### Records provided
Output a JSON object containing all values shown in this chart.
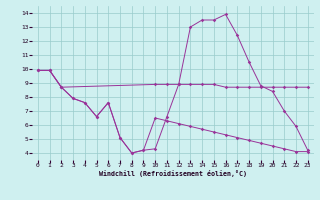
{
  "xlabel": "Windchill (Refroidissement éolien,°C)",
  "xlim": [
    -0.5,
    23.5
  ],
  "ylim": [
    3.5,
    14.5
  ],
  "yticks": [
    4,
    5,
    6,
    7,
    8,
    9,
    10,
    11,
    12,
    13,
    14
  ],
  "xticks": [
    0,
    1,
    2,
    3,
    4,
    5,
    6,
    7,
    8,
    9,
    10,
    11,
    12,
    13,
    14,
    15,
    16,
    17,
    18,
    19,
    20,
    21,
    22,
    23
  ],
  "bg_color": "#cff0f0",
  "line_color": "#993399",
  "grid_color": "#99cccc",
  "line1_x": [
    0,
    1,
    2,
    3,
    4,
    5,
    6,
    7,
    8,
    9,
    10,
    11,
    12,
    13,
    14,
    15,
    16,
    17,
    18,
    19,
    20,
    21,
    22,
    23
  ],
  "line1_y": [
    9.9,
    9.9,
    8.7,
    7.9,
    7.6,
    6.6,
    7.6,
    5.1,
    4.0,
    4.2,
    4.3,
    6.6,
    8.9,
    13.0,
    13.5,
    13.5,
    13.9,
    12.4,
    10.5,
    8.8,
    8.4,
    7.0,
    5.9,
    4.2
  ],
  "line2_x": [
    0,
    1,
    2,
    10,
    11,
    12,
    13,
    14,
    15,
    16,
    17,
    18,
    19,
    20,
    21,
    22,
    23
  ],
  "line2_y": [
    9.9,
    9.9,
    8.7,
    8.9,
    8.9,
    8.9,
    8.9,
    8.9,
    8.9,
    8.7,
    8.7,
    8.7,
    8.7,
    8.7,
    8.7,
    8.7,
    8.7
  ],
  "line3_x": [
    0,
    1,
    2,
    3,
    4,
    5,
    6,
    7,
    8,
    9,
    10,
    11,
    12,
    13,
    14,
    15,
    16,
    17,
    18,
    19,
    20,
    21,
    22,
    23
  ],
  "line3_y": [
    9.9,
    9.9,
    8.7,
    7.9,
    7.6,
    6.6,
    7.6,
    5.1,
    4.0,
    4.2,
    6.5,
    6.3,
    6.1,
    5.9,
    5.7,
    5.5,
    5.3,
    5.1,
    4.9,
    4.7,
    4.5,
    4.3,
    4.1,
    4.1
  ]
}
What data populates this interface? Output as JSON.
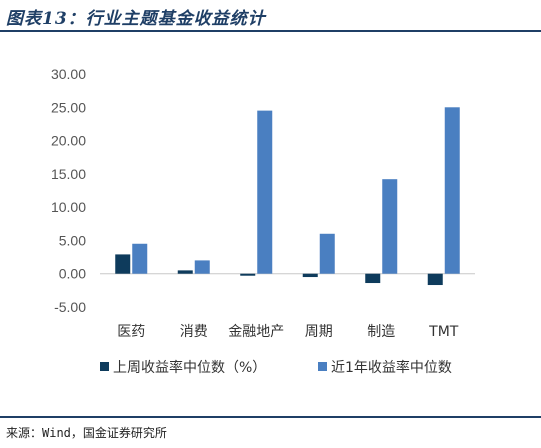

### Instructions for the task
Your answer should be a single number: how many lines of the material contain the word "Output".

### Exercise result
2